## Directions for this task
Identify, in the records below, every line where the string "image" appears, and copy each such line.
Start of Provided data
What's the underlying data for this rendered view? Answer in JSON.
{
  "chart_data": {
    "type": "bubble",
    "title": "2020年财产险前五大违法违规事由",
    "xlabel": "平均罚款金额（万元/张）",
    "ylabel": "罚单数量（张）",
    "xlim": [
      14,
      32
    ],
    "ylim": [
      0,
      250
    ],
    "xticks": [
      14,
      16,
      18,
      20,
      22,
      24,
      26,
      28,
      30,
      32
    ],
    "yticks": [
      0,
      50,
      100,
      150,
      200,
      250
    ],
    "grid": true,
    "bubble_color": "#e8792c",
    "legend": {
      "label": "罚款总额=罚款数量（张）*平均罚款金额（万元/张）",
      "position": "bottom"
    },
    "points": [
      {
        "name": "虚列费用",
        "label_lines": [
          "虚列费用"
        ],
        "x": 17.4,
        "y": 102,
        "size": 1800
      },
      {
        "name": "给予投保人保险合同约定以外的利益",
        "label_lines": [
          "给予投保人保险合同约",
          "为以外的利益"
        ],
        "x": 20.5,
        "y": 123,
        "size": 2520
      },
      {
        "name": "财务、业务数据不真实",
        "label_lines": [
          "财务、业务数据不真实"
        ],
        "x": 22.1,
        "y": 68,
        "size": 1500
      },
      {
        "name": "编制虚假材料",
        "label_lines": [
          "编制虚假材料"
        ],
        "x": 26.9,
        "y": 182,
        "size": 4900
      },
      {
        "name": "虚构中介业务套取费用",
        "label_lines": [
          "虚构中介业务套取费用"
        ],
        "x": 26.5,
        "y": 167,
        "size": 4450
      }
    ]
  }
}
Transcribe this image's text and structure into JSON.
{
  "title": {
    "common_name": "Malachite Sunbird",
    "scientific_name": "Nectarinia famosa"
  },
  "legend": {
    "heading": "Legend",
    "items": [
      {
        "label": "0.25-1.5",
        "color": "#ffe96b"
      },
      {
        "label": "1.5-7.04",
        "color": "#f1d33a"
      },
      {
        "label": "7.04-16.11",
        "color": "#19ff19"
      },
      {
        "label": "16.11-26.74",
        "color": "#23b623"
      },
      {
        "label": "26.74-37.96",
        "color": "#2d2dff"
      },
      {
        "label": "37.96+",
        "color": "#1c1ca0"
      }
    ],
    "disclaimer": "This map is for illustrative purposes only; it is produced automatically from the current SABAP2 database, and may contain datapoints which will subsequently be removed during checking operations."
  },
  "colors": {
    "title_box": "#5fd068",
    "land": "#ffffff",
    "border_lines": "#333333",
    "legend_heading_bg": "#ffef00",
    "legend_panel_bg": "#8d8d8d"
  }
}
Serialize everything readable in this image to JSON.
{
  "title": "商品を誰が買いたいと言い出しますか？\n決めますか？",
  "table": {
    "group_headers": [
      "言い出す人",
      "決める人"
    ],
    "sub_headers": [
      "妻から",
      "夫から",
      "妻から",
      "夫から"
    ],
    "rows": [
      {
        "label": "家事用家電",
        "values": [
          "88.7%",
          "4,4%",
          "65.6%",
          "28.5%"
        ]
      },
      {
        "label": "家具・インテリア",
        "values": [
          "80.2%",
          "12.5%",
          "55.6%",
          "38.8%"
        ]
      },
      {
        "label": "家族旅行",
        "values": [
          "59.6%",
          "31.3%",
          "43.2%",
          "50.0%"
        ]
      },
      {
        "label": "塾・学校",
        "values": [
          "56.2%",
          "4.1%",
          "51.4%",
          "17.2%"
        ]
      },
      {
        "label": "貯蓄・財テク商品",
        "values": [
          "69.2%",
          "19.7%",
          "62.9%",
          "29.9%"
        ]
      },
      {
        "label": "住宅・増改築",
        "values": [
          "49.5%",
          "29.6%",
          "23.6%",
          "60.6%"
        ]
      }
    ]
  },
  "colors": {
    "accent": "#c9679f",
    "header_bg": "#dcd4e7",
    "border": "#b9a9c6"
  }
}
End of Provided data
## Right answer
Transcribe this image's text and structure into JSON.
Serialize everything readable in this image to JSON.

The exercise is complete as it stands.